**TASK REQUIREMENTS**.
[a] Please list every defined term that the share exchange agreement text introduces in quotation marks within parentheses.
[b] Go on with the share exchange agreement text, picking up right after its final sentence.

**PASSAGE TO READ**.
>>>

WHEREAS, GNDM, a public, reporting company, desires to acquire 100% of the total outstanding capital stock of BIT;


WHEREAS, GNDM and BIT and the Shareholders have agreed to the transaction whereby GNDM will acquire all of the issued and outstanding shares of common stock of BIT from the Shareholders in exchange for 20,000,000 shares of the common stock of GNDM (the “GNDM Common Stock” or “GNDM Shares”) to be issued to the Shareholders, pro rata; and


WHEREAS, the transaction is intended to qualify as a tax-free reorganization under Sections 368 (a)(1)(B) of the Internal Revenue Code of 1986, as amended (the “Code”); and


NOW, THEREFORE, in consideration of the mutual promises, covenants, and representations contained herein, the parties hereto intending to be legally bound hereby, agree as follows:


ARTICLE 1 - EXCHANGE OF SECURITIES


1.1

Issuance of Shares.  Subject to all of the terms and conditions of this Agreement, concurrent with the execution of this Agreement, GNDM hereby assigns, transfers and conveys the GNDM Common Stock to the Shareholders; and in exchange thereof, the Shareholders hereby assign, transfer and convey to GNDM 100% of the outstanding common shares of BIT (the “BIT Common Stock”). The number of GNDM Shares issued to the Shareholders by GNDM and the number of BIT Common Stock delivered to GNDM by the Shareholders are as set forth in Schedule 1.1.

<<<

Entries from a dataset:
>>>

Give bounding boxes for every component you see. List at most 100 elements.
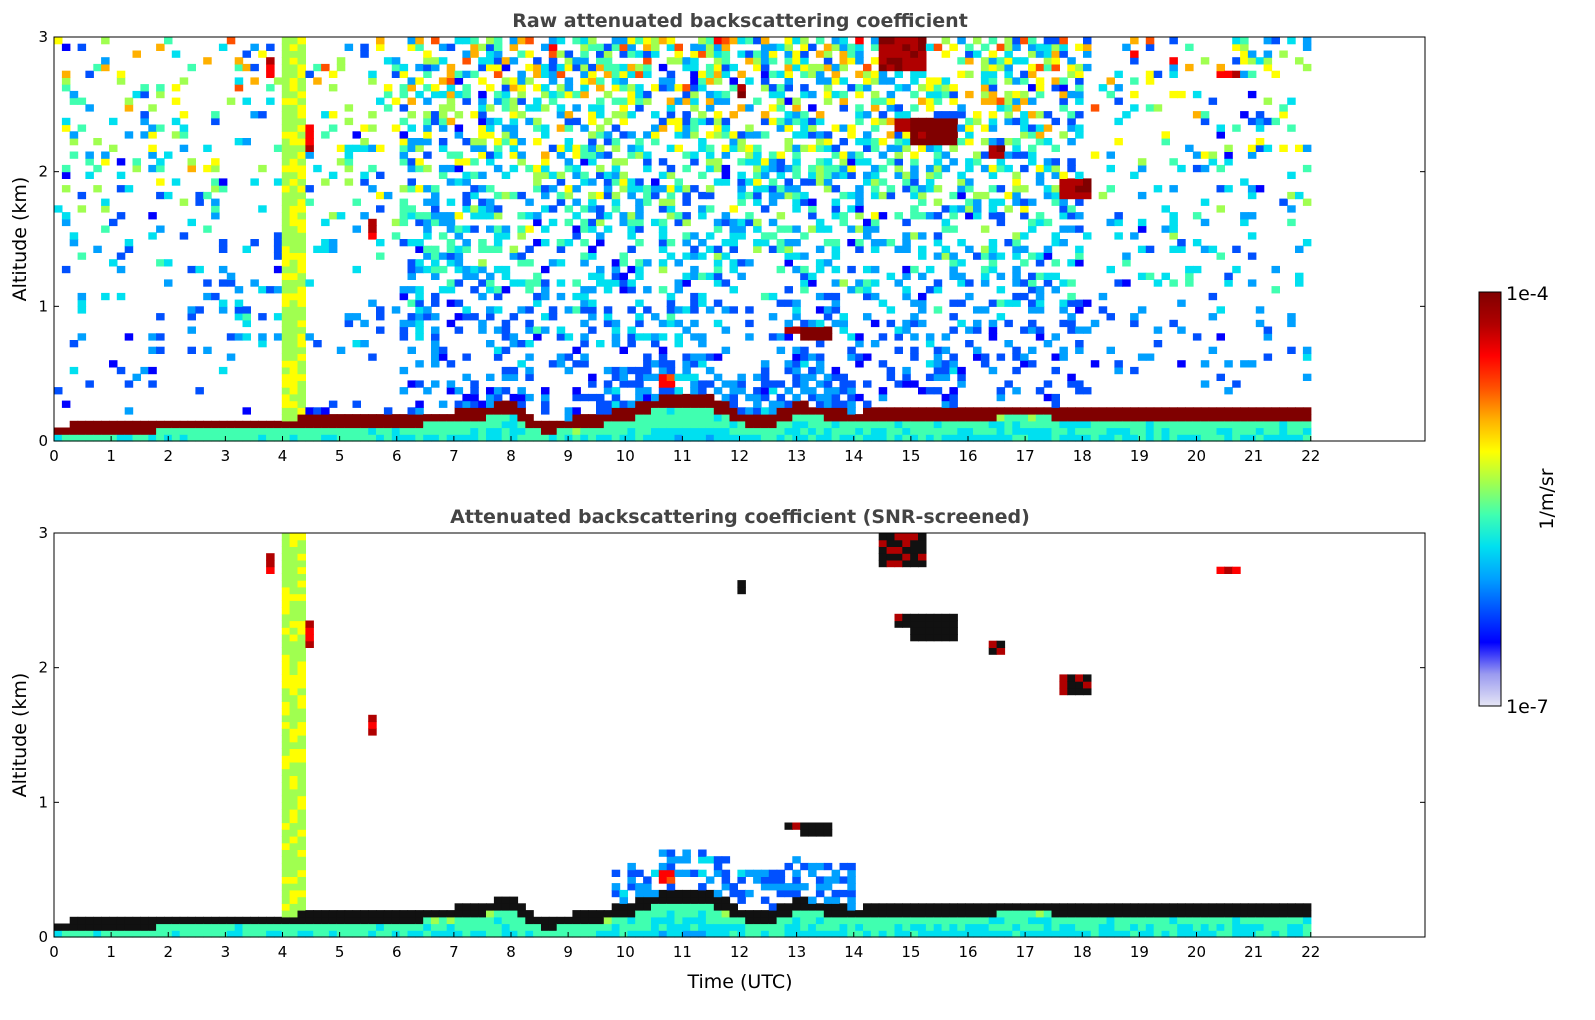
heatmap-cell <box>808 144 817 152</box>
heatmap-cell <box>870 43 880 51</box>
heatmap-cell <box>478 420 487 429</box>
heatmap-cell <box>894 43 903 51</box>
heatmap-cell <box>289 681 299 689</box>
heatmap-cell <box>501 387 511 395</box>
heatmap-cell <box>533 117 542 126</box>
heatmap-cell <box>1035 299 1045 307</box>
heatmap-cell <box>603 286 613 294</box>
heatmap-cell <box>1153 420 1163 429</box>
heatmap-cell <box>658 366 668 375</box>
heatmap-cell <box>273 916 283 925</box>
heatmap-cell <box>548 218 558 227</box>
heatmap-cell <box>580 910 589 918</box>
heatmap-cell <box>1012 414 1021 422</box>
heatmap-cell <box>651 178 660 186</box>
heatmap-cell <box>949 191 958 200</box>
heatmap-cell <box>839 43 848 51</box>
heatmap-cell <box>250 427 259 435</box>
heatmap-cell <box>596 124 605 132</box>
heatmap-cell <box>886 559 896 568</box>
heatmap-cell <box>1067 117 1076 126</box>
heatmap-cell <box>596 916 605 925</box>
heatmap-cell <box>745 151 754 159</box>
heatmap-cell <box>784 178 793 186</box>
heatmap-cell <box>517 400 526 408</box>
heatmap-cell <box>996 104 1006 112</box>
heatmap-cell <box>109 218 118 227</box>
heatmap-cell <box>611 883 621 891</box>
heatmap-cell <box>462 265 471 274</box>
heatmap-cell <box>831 427 841 435</box>
heatmap-cell <box>596 43 605 51</box>
heatmap-cell <box>156 191 165 200</box>
heatmap-cell <box>501 434 511 442</box>
x-tick-label: 14 <box>844 943 863 961</box>
heatmap-cell <box>580 70 589 78</box>
heatmap-cell <box>988 37 998 45</box>
heatmap-cell <box>713 90 723 99</box>
heatmap-cell <box>234 930 244 938</box>
heatmap-cell <box>556 292 566 301</box>
heatmap-cell <box>281 627 291 635</box>
heatmap-cell <box>831 930 841 938</box>
heatmap-cell <box>996 353 1006 361</box>
heatmap-cell <box>1263 414 1273 422</box>
heatmap-cell <box>925 265 935 274</box>
heatmap-cell <box>297 849 306 857</box>
heatmap-cell <box>651 414 660 422</box>
heatmap-cell <box>776 420 786 429</box>
heatmap-cell <box>399 286 409 294</box>
heatmap-cell <box>1004 104 1013 112</box>
heatmap-cell <box>1161 131 1170 139</box>
heatmap-cell <box>501 326 511 334</box>
heatmap-cell <box>635 239 644 247</box>
heatmap-cell <box>273 427 283 435</box>
heatmap-cell <box>949 434 958 442</box>
heatmap-cell <box>431 910 440 918</box>
heatmap-cell <box>753 171 762 179</box>
heatmap-cell <box>399 434 409 442</box>
heatmap-cell <box>195 923 204 931</box>
heatmap-cell <box>148 380 157 388</box>
heatmap-cell <box>847 387 856 395</box>
heatmap-cell <box>493 57 503 65</box>
heatmap-cell <box>281 654 291 662</box>
heatmap-cell <box>1098 414 1108 422</box>
heatmap-cell <box>273 232 283 240</box>
heatmap-cell <box>289 380 299 388</box>
heatmap-cell <box>423 225 432 233</box>
heatmap-cell <box>1043 380 1053 388</box>
heatmap-cell <box>658 124 668 132</box>
heatmap-cell <box>297 721 306 729</box>
heatmap-cell <box>446 434 456 442</box>
heatmap-cell <box>1130 427 1139 435</box>
heatmap-cell <box>619 427 628 435</box>
heatmap-cell <box>273 333 283 341</box>
heatmap-cell <box>438 923 448 931</box>
heatmap-cell <box>132 158 141 166</box>
heatmap-cell <box>957 903 966 911</box>
heatmap-cell <box>446 299 456 307</box>
heatmap-cell <box>289 741 299 749</box>
heatmap-cell <box>815 178 825 186</box>
heatmap-cell <box>1271 37 1280 45</box>
heatmap-cell <box>713 400 723 408</box>
heatmap-cell <box>383 923 393 931</box>
heatmap-cell <box>1035 131 1045 139</box>
heatmap-cell <box>910 553 919 561</box>
heatmap-cell <box>847 57 856 65</box>
heatmap-cell <box>525 420 534 429</box>
heatmap-cell <box>1020 259 1029 267</box>
heatmap-cell <box>784 299 793 307</box>
heatmap-cell <box>1114 910 1123 918</box>
heatmap-cell <box>1075 185 1084 193</box>
heatmap-cell <box>705 144 715 152</box>
heatmap-cell <box>988 97 998 105</box>
heatmap-cell <box>470 111 479 119</box>
heatmap-cell <box>643 50 652 58</box>
heatmap-cell <box>965 420 974 429</box>
heatmap-cell <box>1287 124 1296 132</box>
heatmap-cell <box>462 97 471 105</box>
heatmap-cell <box>1035 427 1045 435</box>
heatmap-cell <box>705 353 715 361</box>
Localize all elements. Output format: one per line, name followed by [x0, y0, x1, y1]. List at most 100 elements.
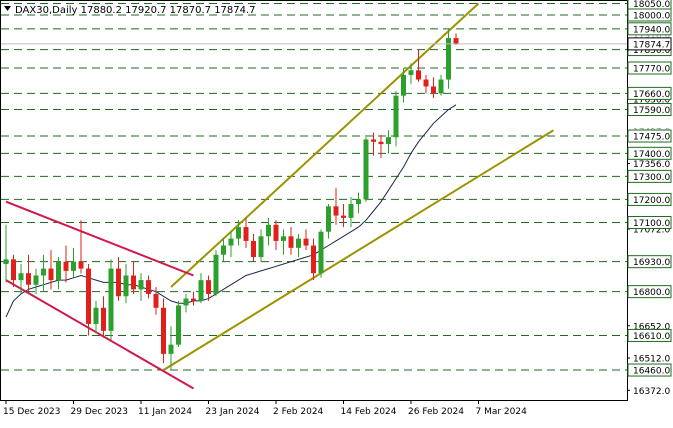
candle-body: [108, 268, 114, 331]
candle: [3, 224, 9, 283]
candle: [33, 268, 39, 294]
candle: [266, 217, 271, 246]
candle-body: [326, 206, 331, 232]
level-label: 17940.0: [627, 22, 672, 36]
trend-channels: [5, 2, 555, 390]
time-tick-label: 29 Dec 2023: [71, 407, 129, 417]
last-price-text: 17874.7: [633, 40, 670, 50]
candle: [183, 293, 189, 313]
candle-body: [123, 275, 129, 297]
candle-body: [116, 268, 121, 297]
candle-body: [26, 273, 31, 285]
candle: [348, 197, 354, 228]
level-label-text: 16800.0: [633, 288, 670, 298]
candle-body: [393, 95, 399, 138]
candle-body: [153, 293, 159, 308]
candle: [341, 204, 346, 228]
level-label: 18000.0: [627, 8, 672, 22]
price-tick-label: 16652.0: [633, 322, 670, 332]
level-label-box: [627, 255, 672, 269]
level-label: 17475.0: [627, 129, 672, 143]
candle-body: [303, 238, 309, 246]
level-label: 16610.0: [627, 328, 672, 342]
level-label: 16800.0: [627, 285, 672, 299]
level-label-box: [627, 192, 672, 206]
last-price-box: [627, 37, 672, 51]
up-channel-lower-line[interactable]: [162, 129, 555, 371]
candle: [288, 227, 294, 255]
candle-body: [138, 280, 144, 290]
time-tick-label: 14 Feb 2024: [341, 407, 397, 417]
level-label-text: 18000.0: [633, 11, 670, 21]
candle-body: [191, 298, 196, 301]
level-label-text: 17940.0: [633, 25, 670, 35]
candle-body: [213, 254, 219, 294]
candle-body: [101, 307, 106, 331]
candle: [228, 231, 234, 258]
level-label-box: [627, 129, 672, 143]
candle-body: [206, 280, 211, 294]
candle: [71, 247, 76, 278]
candle: [431, 77, 436, 98]
candle: [48, 250, 54, 290]
level-label-text: 16460.0: [633, 367, 670, 377]
candle: [63, 245, 69, 283]
candle-body: [311, 245, 316, 274]
candle: [281, 229, 286, 255]
candle: [78, 220, 84, 274]
time-tick-label: 15 Dec 2023: [3, 407, 61, 417]
candle: [138, 273, 144, 301]
candle-body: [318, 231, 324, 274]
candle-body: [363, 139, 369, 200]
candle: [311, 238, 316, 281]
candle-body: [11, 259, 16, 281]
down-channel-upper-line[interactable]: [5, 200, 194, 277]
level-label-text: 17300.0: [633, 173, 670, 183]
candle: [423, 74, 429, 94]
level-label-text: 17590.0: [633, 106, 670, 116]
candle-body: [3, 259, 9, 264]
candle-body: [243, 227, 249, 241]
candle-body: [236, 227, 241, 239]
candle-body: [288, 236, 294, 248]
level-label-text: 17660.0: [633, 90, 670, 100]
candle: [303, 229, 309, 251]
candle: [273, 220, 279, 251]
level-label-box: [627, 285, 672, 299]
level-label-box: [627, 146, 672, 160]
candle: [168, 326, 174, 371]
candle-body: [273, 224, 279, 241]
candle: [438, 74, 444, 96]
candle: [416, 49, 421, 82]
candle-body: [438, 79, 444, 94]
ma-line: [5, 104, 457, 318]
candle: [11, 254, 16, 288]
price-tick-label: 16512.0: [633, 355, 670, 365]
level-label-text: 17770.0: [633, 65, 670, 75]
down-channel-lower-line[interactable]: [5, 279, 195, 390]
candle-body: [258, 236, 264, 258]
header-symbol-ohlc: DAX30,Daily 17880.2 17920.7 17870.7 1787…: [15, 5, 256, 16]
candle-body: [266, 224, 271, 237]
level-label-box: [627, 8, 672, 22]
candle-body: [71, 261, 76, 271]
candle-body: [63, 261, 69, 271]
price-tick-label: 17072.0: [633, 225, 670, 235]
candle: [356, 192, 361, 214]
candle: [206, 275, 211, 301]
candle: [26, 254, 31, 292]
level-label-box: [627, 328, 672, 342]
candle-body: [183, 298, 189, 306]
level-label-text: 17850.0: [633, 46, 670, 56]
level-label: 16930.0: [627, 255, 672, 269]
up-channel-upper-line[interactable]: [170, 2, 480, 288]
triangle-down-icon[interactable]: [4, 6, 11, 11]
candle: [333, 187, 339, 225]
candle: [93, 300, 99, 334]
candle-body: [341, 215, 346, 218]
candle-body: [33, 275, 39, 285]
candle-body: [408, 70, 414, 75]
candle-body: [401, 74, 406, 96]
level-label: 17770.0: [627, 61, 672, 75]
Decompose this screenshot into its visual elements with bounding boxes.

<<<

**WRITTEN RESPONSES**.
[a]
GNDM Common Stock
GNDM Shares
Code
BIT Common Stock

[b]
1.2

Exemption from Registration; Reorganization.  The parties hereto intend that the GNDM Common Stock to be issued to the Shareholders shall be exempt from the registration requirements of the Securities Act of 1933, as amended (the “Act”), and pursuant to applicable state statutes.  The parties hereto expect this transaction to qualify as a tax-free reorganization under Sections 368 (a)(1)(B) of the Internal Revenue Code of 1986, as amended (the “Code”) but no IRS ruling or opinion of counsel is being sought in connection therewith and such ruling or opinion is not a condition to closing the transactions herein contemplated.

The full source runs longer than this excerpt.